Transcribe the listing in full, excluding any pictures.

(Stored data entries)
## begin

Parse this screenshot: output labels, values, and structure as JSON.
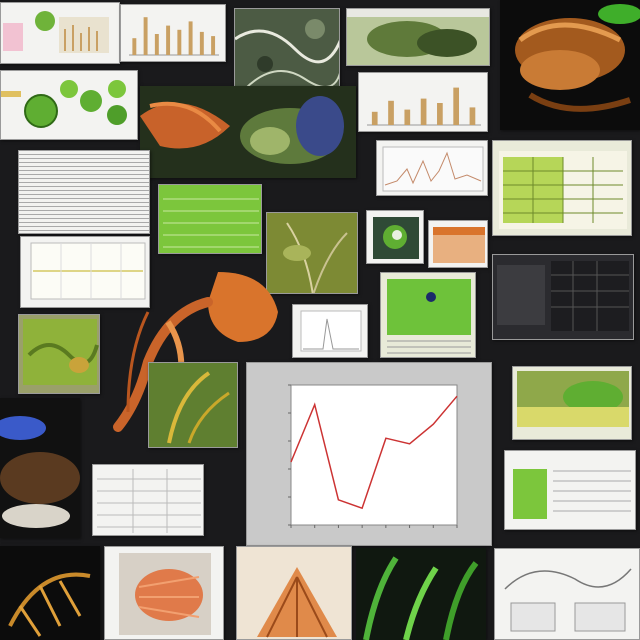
{
  "main_chart": {
    "title": "",
    "type": "line",
    "line_color": "#cc3333"
  },
  "chart_data": {
    "type": "line",
    "x": [
      0,
      1,
      2,
      3,
      4,
      5,
      6,
      7
    ],
    "y": [
      0.45,
      0.86,
      0.18,
      0.12,
      0.62,
      0.58,
      0.72,
      0.92
    ],
    "ylim": [
      0,
      1
    ],
    "title": "",
    "xlabel": "",
    "ylabel": ""
  },
  "bars_small": [
    0.4,
    0.9,
    0.5,
    0.7,
    0.6,
    0.8,
    0.55,
    0.45
  ],
  "bars_mid": [
    0.3,
    0.55,
    0.35,
    0.6,
    0.5,
    0.85,
    0.4
  ],
  "colors": {
    "background": "#1a1a1c",
    "panel_gray": "#c9c9c9",
    "accent_green": "#7cc63c",
    "accent_orange": "#d9742c",
    "bar_tan": "#c9a063"
  }
}
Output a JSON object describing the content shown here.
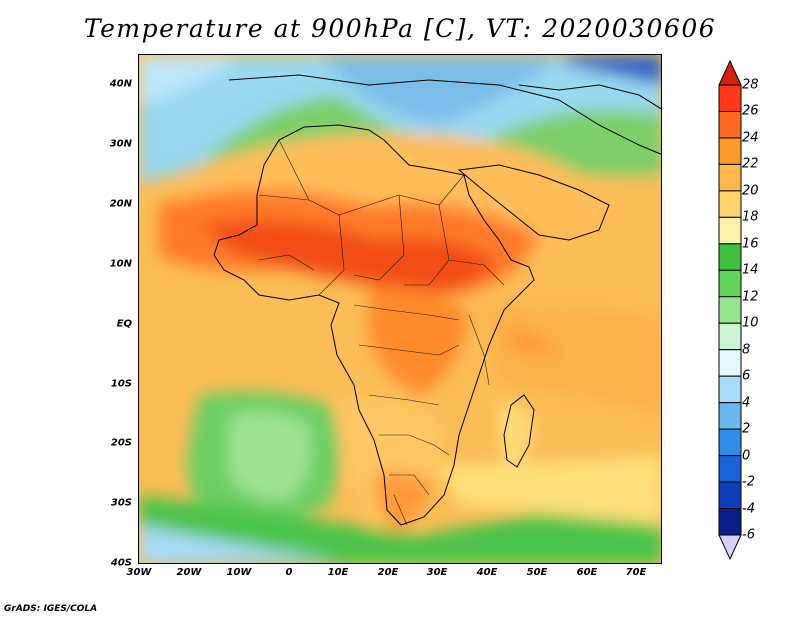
{
  "title": "Temperature at 900hPa [C], VT: 2020030606",
  "credit": "GrADS: IGES/COLA",
  "map": {
    "variable": "Temperature at 900hPa",
    "units": "C",
    "valid_time": "2020030606",
    "lat_labels": [
      "40N",
      "30N",
      "20N",
      "10N",
      "EQ",
      "10S",
      "20S",
      "30S",
      "40S"
    ],
    "lon_labels": [
      "30W",
      "20W",
      "10W",
      "0",
      "10E",
      "20E",
      "30E",
      "40E",
      "50E",
      "60E",
      "70E"
    ],
    "lat_range": [
      -40,
      45
    ],
    "lon_range": [
      -30,
      75
    ]
  },
  "colorbar": {
    "labels": [
      "28",
      "26",
      "24",
      "22",
      "20",
      "18",
      "16",
      "14",
      "12",
      "10",
      "8",
      "6",
      "4",
      "2",
      "0",
      "-2",
      "-4",
      "-6"
    ],
    "colors": [
      "#ff3a1a",
      "#ff6a23",
      "#ff9a2d",
      "#ffb94c",
      "#ffd36b",
      "#fff2a8",
      "#3fc03f",
      "#64d35c",
      "#98e38d",
      "#ccf5d6",
      "#e6f8ff",
      "#a9dcf7",
      "#69b9f0",
      "#2f8fe8",
      "#1b62d6",
      "#0f3fb8",
      "#0a1f8a",
      "#e0d8ff"
    ],
    "overflow_color": "#d42010",
    "underflow_color": "#d8d0ff"
  }
}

## end

_Task answer:_
Parse this screenshot: output labels, values, and structure as JSON.
{
  "main_chart": {
    "title": "",
    "type": "line",
    "line_color": "#cc3333"
  },
  "chart_data": {
    "type": "line",
    "x": [
      0,
      1,
      2,
      3,
      4,
      5,
      6,
      7
    ],
    "y": [
      0.45,
      0.86,
      0.18,
      0.12,
      0.62,
      0.58,
      0.72,
      0.92
    ],
    "ylim": [
      0,
      1
    ],
    "title": "",
    "xlabel": "",
    "ylabel": ""
  },
  "bars_small": [
    0.4,
    0.9,
    0.5,
    0.7,
    0.6,
    0.8,
    0.55,
    0.45
  ],
  "bars_mid": [
    0.3,
    0.55,
    0.35,
    0.6,
    0.5,
    0.85,
    0.4
  ],
  "colors": {
    "background": "#1a1a1c",
    "panel_gray": "#c9c9c9",
    "accent_green": "#7cc63c",
    "accent_orange": "#d9742c",
    "bar_tan": "#c9a063"
  }
}
Output a JSON object describing the content shown here.
{
  "title": "Temperature at 900hPa [C], VT: 2020030606",
  "credit": "GrADS: IGES/COLA",
  "map": {
    "variable": "Temperature at 900hPa",
    "units": "C",
    "valid_time": "2020030606",
    "lat_labels": [
      "40N",
      "30N",
      "20N",
      "10N",
      "EQ",
      "10S",
      "20S",
      "30S",
      "40S"
    ],
    "lon_labels": [
      "30W",
      "20W",
      "10W",
      "0",
      "10E",
      "20E",
      "30E",
      "40E",
      "50E",
      "60E",
      "70E"
    ],
    "lat_range": [
      -40,
      45
    ],
    "lon_range": [
      -30,
      75
    ]
  },
  "colorbar": {
    "labels": [
      "28",
      "26",
      "24",
      "22",
      "20",
      "18",
      "16",
      "14",
      "12",
      "10",
      "8",
      "6",
      "4",
      "2",
      "0",
      "-2",
      "-4",
      "-6"
    ],
    "colors": [
      "#ff3a1a",
      "#ff6a23",
      "#ff9a2d",
      "#ffb94c",
      "#ffd36b",
      "#fff2a8",
      "#3fc03f",
      "#64d35c",
      "#98e38d",
      "#ccf5d6",
      "#e6f8ff",
      "#a9dcf7",
      "#69b9f0",
      "#2f8fe8",
      "#1b62d6",
      "#0f3fb8",
      "#0a1f8a",
      "#e0d8ff"
    ],
    "overflow_color": "#d42010",
    "underflow_color": "#d8d0ff"
  }
}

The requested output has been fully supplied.